**** Supplied records ****

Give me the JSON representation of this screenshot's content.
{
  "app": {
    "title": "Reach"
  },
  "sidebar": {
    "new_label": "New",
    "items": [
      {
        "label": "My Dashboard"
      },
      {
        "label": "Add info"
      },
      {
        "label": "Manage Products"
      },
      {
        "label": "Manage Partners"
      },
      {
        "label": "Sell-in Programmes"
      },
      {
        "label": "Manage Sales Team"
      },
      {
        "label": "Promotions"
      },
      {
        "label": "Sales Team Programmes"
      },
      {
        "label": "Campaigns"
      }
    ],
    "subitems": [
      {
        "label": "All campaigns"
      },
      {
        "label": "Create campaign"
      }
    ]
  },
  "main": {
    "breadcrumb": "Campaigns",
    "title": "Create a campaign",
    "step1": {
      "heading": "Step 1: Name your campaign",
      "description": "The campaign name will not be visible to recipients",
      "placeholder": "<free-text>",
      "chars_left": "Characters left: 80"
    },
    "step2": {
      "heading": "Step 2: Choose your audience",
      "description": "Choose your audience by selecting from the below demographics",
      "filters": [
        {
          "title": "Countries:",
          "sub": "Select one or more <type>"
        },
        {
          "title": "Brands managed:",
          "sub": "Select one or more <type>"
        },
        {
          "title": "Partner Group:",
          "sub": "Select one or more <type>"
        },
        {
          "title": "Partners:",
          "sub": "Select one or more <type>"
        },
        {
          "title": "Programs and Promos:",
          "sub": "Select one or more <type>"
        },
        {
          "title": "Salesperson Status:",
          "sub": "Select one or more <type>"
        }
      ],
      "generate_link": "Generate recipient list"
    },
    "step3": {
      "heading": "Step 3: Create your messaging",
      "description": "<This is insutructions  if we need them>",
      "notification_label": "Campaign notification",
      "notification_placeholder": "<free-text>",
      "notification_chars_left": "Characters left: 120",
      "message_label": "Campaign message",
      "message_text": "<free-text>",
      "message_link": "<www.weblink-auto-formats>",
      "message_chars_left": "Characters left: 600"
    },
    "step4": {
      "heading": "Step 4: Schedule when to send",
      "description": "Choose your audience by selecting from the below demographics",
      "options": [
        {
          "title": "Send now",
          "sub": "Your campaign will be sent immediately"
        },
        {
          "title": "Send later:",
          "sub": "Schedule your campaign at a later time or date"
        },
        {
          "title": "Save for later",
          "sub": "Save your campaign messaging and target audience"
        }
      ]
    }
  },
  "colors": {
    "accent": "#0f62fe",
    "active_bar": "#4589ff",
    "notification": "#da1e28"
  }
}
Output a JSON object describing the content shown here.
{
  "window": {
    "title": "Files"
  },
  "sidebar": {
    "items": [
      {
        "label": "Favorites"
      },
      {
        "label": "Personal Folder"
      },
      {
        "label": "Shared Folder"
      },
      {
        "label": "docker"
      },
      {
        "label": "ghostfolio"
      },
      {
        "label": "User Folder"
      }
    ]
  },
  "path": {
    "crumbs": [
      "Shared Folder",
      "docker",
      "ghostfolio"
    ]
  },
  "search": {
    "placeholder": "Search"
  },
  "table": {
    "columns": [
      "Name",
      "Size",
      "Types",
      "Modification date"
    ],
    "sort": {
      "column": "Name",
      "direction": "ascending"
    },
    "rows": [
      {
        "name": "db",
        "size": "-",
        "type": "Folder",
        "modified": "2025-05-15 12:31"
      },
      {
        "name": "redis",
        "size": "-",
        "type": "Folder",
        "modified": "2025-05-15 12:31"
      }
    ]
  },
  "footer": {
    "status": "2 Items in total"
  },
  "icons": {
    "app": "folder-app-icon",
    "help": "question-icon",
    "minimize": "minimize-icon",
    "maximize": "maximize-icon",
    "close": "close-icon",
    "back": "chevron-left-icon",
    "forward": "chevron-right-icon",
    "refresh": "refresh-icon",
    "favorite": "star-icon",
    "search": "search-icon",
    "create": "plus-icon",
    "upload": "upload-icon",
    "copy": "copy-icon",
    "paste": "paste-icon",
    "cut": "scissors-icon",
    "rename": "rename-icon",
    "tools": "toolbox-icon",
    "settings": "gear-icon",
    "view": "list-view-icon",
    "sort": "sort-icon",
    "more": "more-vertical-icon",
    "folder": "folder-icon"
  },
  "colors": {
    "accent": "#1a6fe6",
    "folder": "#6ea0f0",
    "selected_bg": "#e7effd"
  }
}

****
**** Supplied records ****

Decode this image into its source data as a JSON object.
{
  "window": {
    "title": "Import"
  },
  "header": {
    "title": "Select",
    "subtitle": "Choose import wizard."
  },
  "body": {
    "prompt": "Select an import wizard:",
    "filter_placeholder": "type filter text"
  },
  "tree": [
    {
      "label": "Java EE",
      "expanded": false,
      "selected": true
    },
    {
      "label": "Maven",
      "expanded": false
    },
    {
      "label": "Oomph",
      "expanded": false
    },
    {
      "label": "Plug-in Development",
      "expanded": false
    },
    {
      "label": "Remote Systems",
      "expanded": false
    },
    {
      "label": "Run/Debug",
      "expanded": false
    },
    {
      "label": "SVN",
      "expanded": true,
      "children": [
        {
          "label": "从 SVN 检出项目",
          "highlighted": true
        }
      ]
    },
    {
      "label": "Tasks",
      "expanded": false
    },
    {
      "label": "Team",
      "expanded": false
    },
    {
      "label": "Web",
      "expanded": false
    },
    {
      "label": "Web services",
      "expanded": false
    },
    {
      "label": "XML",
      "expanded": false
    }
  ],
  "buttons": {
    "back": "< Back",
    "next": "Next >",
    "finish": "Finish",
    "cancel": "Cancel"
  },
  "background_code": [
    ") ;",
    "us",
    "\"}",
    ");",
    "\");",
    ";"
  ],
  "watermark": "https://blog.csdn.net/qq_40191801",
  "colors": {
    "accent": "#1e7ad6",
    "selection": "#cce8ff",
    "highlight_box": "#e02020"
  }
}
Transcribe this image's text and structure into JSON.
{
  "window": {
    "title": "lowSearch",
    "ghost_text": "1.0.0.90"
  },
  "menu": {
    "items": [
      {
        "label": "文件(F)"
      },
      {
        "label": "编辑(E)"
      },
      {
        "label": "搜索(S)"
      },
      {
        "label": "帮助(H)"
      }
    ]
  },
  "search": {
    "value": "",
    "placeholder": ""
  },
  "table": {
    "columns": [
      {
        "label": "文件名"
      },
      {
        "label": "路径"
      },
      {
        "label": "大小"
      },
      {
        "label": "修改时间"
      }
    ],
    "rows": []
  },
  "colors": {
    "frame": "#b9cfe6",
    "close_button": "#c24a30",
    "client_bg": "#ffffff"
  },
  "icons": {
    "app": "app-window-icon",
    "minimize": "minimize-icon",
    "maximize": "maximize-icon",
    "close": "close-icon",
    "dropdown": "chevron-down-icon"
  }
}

****
**** Supplied records ****

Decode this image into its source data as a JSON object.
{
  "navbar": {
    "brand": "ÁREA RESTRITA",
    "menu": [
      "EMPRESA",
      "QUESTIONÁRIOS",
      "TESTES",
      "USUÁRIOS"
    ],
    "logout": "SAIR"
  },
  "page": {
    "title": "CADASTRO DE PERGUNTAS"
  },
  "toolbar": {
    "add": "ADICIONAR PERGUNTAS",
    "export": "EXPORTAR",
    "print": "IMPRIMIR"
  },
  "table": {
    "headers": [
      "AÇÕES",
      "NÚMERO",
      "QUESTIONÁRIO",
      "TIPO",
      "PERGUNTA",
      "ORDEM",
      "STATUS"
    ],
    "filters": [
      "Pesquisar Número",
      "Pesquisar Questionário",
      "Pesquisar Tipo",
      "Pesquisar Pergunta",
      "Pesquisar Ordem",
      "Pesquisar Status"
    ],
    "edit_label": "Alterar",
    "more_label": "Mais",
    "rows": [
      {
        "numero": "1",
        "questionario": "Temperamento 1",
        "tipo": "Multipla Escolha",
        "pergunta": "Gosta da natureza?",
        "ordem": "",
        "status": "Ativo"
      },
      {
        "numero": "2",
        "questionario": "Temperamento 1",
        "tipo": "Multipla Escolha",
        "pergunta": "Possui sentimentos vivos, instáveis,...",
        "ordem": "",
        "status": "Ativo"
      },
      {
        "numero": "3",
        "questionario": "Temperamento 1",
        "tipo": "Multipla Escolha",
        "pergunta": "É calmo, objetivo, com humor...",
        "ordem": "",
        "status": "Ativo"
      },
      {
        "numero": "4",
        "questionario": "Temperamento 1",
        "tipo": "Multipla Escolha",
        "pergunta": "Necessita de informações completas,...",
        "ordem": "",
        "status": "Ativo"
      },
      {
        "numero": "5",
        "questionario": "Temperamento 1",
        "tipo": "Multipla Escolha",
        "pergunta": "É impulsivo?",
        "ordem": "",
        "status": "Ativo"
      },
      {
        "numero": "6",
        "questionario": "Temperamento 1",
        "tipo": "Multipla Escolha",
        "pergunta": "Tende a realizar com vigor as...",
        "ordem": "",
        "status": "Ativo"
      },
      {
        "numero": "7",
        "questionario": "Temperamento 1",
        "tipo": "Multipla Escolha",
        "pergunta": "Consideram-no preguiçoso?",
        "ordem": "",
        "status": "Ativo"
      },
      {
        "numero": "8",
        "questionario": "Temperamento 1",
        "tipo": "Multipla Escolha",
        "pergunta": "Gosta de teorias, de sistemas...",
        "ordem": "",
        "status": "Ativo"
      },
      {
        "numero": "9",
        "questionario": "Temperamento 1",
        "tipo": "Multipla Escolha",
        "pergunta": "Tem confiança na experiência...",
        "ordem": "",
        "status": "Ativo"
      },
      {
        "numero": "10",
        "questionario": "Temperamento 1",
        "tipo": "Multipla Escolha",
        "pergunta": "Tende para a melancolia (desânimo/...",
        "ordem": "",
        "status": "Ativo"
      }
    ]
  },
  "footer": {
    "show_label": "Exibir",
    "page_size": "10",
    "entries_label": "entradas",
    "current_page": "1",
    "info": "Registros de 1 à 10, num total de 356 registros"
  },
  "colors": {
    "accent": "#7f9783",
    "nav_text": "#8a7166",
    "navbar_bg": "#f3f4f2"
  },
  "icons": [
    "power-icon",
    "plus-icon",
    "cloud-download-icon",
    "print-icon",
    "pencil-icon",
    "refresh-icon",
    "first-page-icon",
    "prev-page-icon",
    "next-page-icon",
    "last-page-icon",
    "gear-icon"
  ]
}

****

Find how many lines in the records contain the string "chevron", then give the number alone.

3